Can anyone provide some figures on how much difference is the power consumption between the different makes of chillers.

I am running an artica mini currently and was considering getting a Resun CL-450 for my next 2 x 2ft tanks. Heard from friends that the power consumption might be higher vs a similar artica model. But the artica cost a few times more than a resun  :Crying:

----------


## ranmasatome

Artica mini operating for a total time of 6hrs everyday = $1.74 (50watts)
Resun 450 operating for a total time of 6hrs everyday = $15.62 (450watts)
Difference = ~$13.50 per month.

Say a chiller last you 5years - that is 60months.
money saved = 13.5 x 60 = $810

Cost of Resun 450 (according to aquamarin website) = $398
Cost of Artica mini chiller (according to aquamarin website) = $888
Difference = $490

Total savings = $810 - $490 = $320

So technically, if you bought an artica mini and used it for 5 years. You save $320.

#### WHAT THIS TASK INVOLVES
In the chiller power discussion, what price does the aquamarin website give for the Artica mini chiller? The listing has no role in this exercise.

#### Annotated element entries
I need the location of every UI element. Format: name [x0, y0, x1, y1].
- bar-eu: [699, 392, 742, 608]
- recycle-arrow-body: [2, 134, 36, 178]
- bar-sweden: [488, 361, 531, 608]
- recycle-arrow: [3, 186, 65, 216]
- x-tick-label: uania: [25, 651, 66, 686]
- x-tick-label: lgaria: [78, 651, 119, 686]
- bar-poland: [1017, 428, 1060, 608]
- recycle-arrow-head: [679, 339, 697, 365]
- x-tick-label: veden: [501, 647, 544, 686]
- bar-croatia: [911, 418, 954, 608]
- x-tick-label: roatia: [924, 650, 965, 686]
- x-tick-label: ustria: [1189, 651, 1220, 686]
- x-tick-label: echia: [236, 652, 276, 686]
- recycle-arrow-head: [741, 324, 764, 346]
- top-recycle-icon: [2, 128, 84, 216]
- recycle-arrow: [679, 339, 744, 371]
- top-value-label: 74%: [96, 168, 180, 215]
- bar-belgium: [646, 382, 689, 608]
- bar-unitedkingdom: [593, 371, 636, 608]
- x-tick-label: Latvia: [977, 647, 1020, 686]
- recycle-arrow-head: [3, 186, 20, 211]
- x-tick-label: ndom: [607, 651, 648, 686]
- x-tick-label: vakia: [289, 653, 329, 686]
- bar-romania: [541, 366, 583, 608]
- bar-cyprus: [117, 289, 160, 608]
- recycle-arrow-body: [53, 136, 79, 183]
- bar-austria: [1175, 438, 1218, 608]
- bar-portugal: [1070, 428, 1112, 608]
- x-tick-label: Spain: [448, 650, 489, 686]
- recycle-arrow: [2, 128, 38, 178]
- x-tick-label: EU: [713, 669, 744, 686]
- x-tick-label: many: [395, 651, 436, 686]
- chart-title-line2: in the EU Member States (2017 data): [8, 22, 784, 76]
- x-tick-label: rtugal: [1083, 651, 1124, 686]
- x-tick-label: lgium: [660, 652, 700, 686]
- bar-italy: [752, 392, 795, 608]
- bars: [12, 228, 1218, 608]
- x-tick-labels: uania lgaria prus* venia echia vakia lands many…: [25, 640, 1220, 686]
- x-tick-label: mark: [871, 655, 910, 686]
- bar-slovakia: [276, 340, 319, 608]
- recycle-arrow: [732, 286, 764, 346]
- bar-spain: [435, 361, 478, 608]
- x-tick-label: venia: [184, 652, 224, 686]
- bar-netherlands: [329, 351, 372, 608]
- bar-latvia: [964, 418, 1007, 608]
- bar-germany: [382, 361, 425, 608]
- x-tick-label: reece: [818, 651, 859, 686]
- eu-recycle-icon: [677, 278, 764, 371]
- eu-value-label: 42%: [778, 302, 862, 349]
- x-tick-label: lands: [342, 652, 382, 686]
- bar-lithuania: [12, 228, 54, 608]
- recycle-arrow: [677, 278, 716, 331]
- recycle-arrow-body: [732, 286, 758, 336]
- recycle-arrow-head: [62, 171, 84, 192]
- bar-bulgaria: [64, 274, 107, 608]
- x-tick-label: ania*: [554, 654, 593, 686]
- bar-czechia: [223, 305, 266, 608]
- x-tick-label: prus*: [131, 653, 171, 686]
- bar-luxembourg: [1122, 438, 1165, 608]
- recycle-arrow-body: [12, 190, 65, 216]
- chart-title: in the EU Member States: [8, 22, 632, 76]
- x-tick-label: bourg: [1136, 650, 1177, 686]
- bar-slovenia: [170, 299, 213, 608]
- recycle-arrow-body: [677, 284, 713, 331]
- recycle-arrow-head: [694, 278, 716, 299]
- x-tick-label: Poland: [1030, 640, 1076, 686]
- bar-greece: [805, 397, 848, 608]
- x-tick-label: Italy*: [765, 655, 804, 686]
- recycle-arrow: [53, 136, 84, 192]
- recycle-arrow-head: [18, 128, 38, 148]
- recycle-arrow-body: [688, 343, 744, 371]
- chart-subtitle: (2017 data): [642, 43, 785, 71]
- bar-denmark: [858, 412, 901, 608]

#### THE RESULT
$888